-- Begin --

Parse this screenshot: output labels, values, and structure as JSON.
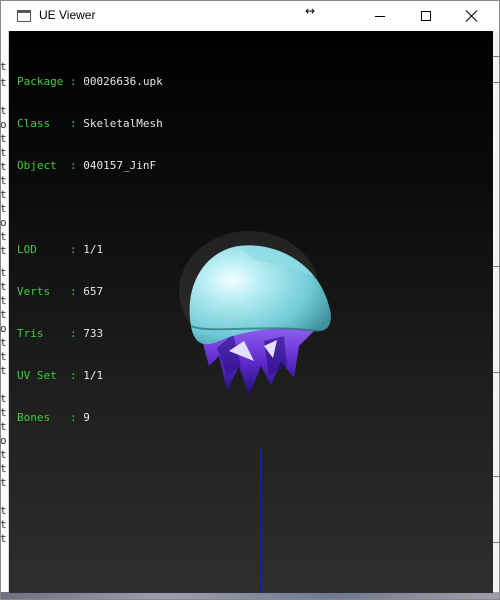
{
  "window": {
    "title": "UE Viewer",
    "minimize_icon": "minimize-icon",
    "maximize_icon": "maximize-icon",
    "close_icon": "close-icon"
  },
  "info": [
    {
      "key": "Package",
      "sep": " : ",
      "value": "00026636.upk"
    },
    {
      "key": "Class  ",
      "sep": " : ",
      "value": "SkeletalMesh"
    },
    {
      "key": "Object ",
      "sep": " : ",
      "value": "040157_JinF"
    }
  ],
  "stats": [
    {
      "key": "LOD    ",
      "sep": " : ",
      "value": "1/1"
    },
    {
      "key": "Verts  ",
      "sep": " : ",
      "value": "657"
    },
    {
      "key": "Tris   ",
      "sep": " : ",
      "value": "733"
    },
    {
      "key": "UV Set ",
      "sep": " : ",
      "value": "1/1"
    },
    {
      "key": "Bones  ",
      "sep": " : ",
      "value": "9"
    }
  ],
  "background_left_glyph": "t",
  "colors": {
    "label": "#3ccd3c",
    "value": "#e6e6e6",
    "hat": "#7fd6df",
    "hair": "#6a2fd0",
    "axis": "#1a1aa8"
  }
}
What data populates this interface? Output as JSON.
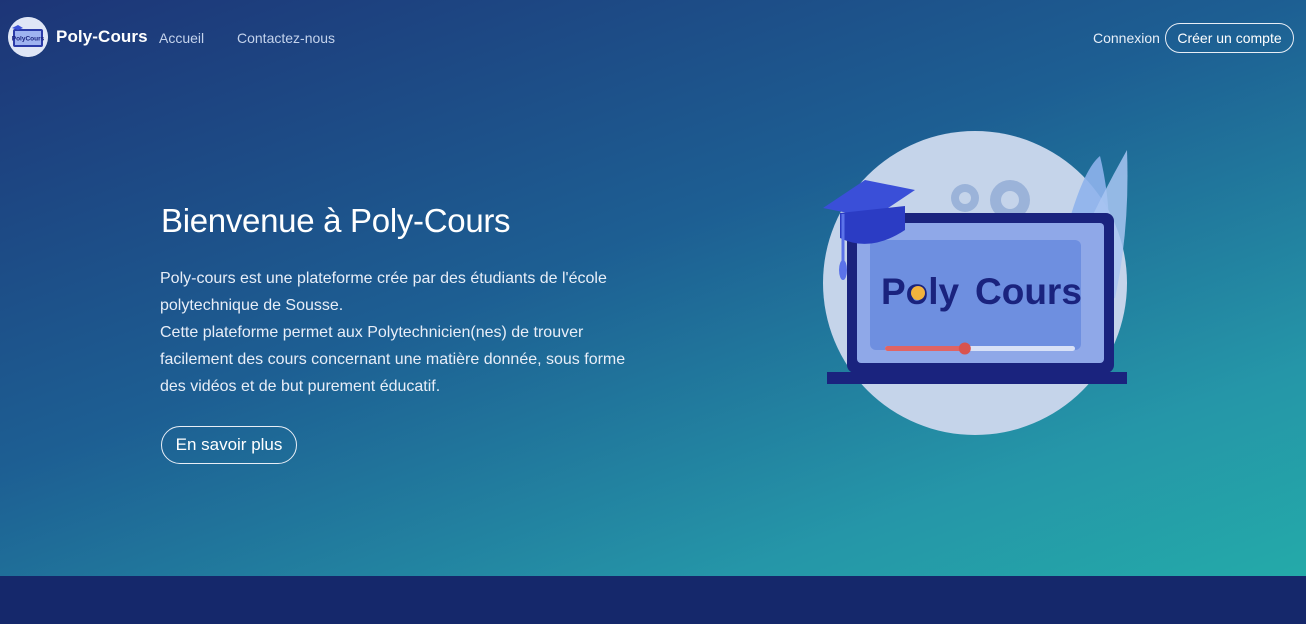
{
  "nav": {
    "logo_text": "PolyCours",
    "brand": "Poly-Cours",
    "links": [
      {
        "label": "Accueil"
      },
      {
        "label": "Contactez-nous"
      }
    ],
    "login": "Connexion",
    "signup": "Créer un compte"
  },
  "hero": {
    "title": "Bienvenue à Poly-Cours",
    "paragraph_lines": [
      "Poly-cours est une plateforme crée par des étudiants de l'école",
      "polytechnique de Sousse.",
      "Cette plateforme permet aux Polytechnicien(nes) de trouver",
      "facilement des cours concernant une matière donnée, sous forme",
      "des vidéos et  de but purement éducatif."
    ],
    "cta": "En savoir plus"
  },
  "illustration": {
    "screen_text_left": "Poly",
    "screen_text_right": "Cours",
    "video_progress": 0.42
  },
  "colors": {
    "hero_gradient_start": "#1d3577",
    "hero_gradient_end": "#24aaa9",
    "footer": "#15286b",
    "laptop_frame": "#1a237e",
    "screen": "#6e8fe0",
    "progress": "#e06464"
  }
}
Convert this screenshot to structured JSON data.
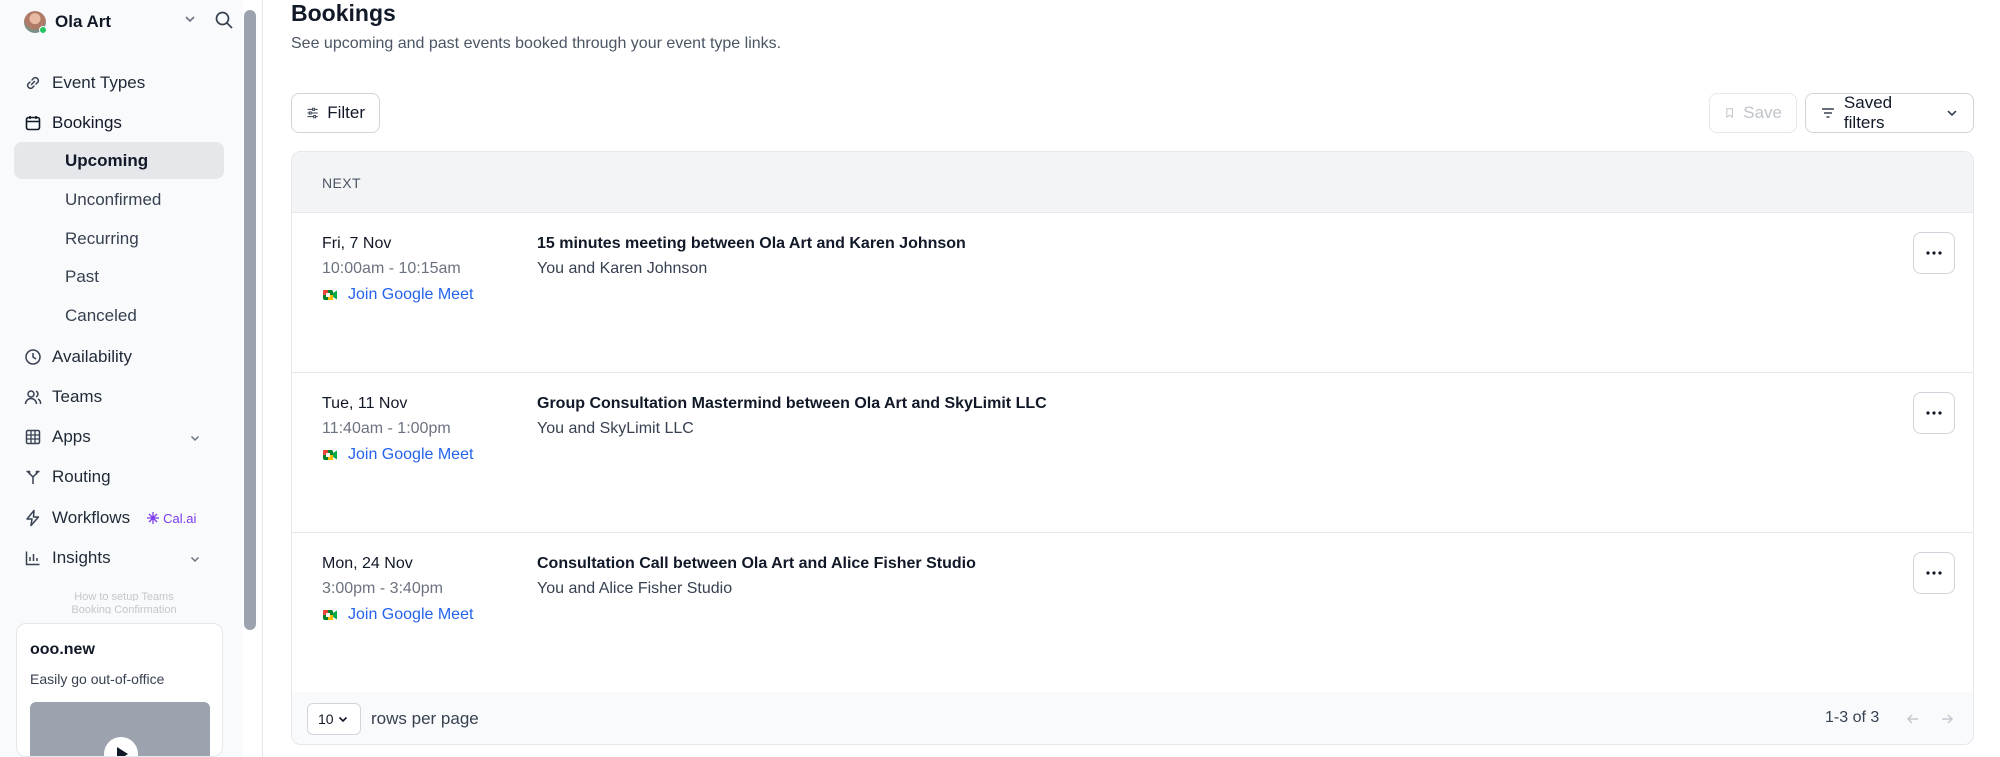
{
  "sidebar": {
    "profile": {
      "name": "Ola Art"
    },
    "nav": {
      "event_types": "Event Types",
      "bookings": "Bookings",
      "bookings_sub": [
        "Upcoming",
        "Unconfirmed",
        "Recurring",
        "Past",
        "Canceled"
      ],
      "availability": "Availability",
      "teams": "Teams",
      "apps": "Apps",
      "routing": "Routing",
      "workflows": "Workflows",
      "workflows_badge": "Cal.ai",
      "insights": "Insights"
    },
    "stacked_cards": [
      "How to setup Teams",
      "Booking Confirmation"
    ],
    "promo": {
      "title": "ooo.new",
      "description": "Easily go out-of-office"
    }
  },
  "header": {
    "title": "Bookings",
    "subtitle": "See upcoming and past events booked through your event type links."
  },
  "toolbar": {
    "filter_label": "Filter",
    "save_label": "Save",
    "saved_filters_label": "Saved filters"
  },
  "table": {
    "section_label": "NEXT",
    "rows": [
      {
        "date": "Fri, 7 Nov",
        "time": "10:00am - 10:15am",
        "meet_label": "Join Google Meet",
        "title": "15 minutes meeting between Ola Art and Karen Johnson",
        "attendees": "You and Karen Johnson"
      },
      {
        "date": "Tue, 11 Nov",
        "time": "11:40am - 1:00pm",
        "meet_label": "Join Google Meet",
        "title": "Group Consultation Mastermind between Ola Art and SkyLimit LLC",
        "attendees": "You and SkyLimit LLC"
      },
      {
        "date": "Mon, 24 Nov",
        "time": "3:00pm - 3:40pm",
        "meet_label": "Join Google Meet",
        "title": "Consultation Call between Ola Art and Alice Fisher Studio",
        "attendees": "You and Alice Fisher Studio"
      }
    ],
    "footer": {
      "rows_per_page_value": "10",
      "rows_per_page_label": "rows per page",
      "page_count": "1-3 of 3"
    }
  },
  "colors": {
    "accent_link": "#2563eb",
    "calai_purple": "#7c3aed",
    "active_bg": "#e5e7eb"
  }
}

-- End --

Tell how many lines in the material above include the word "this", giving the number only.

3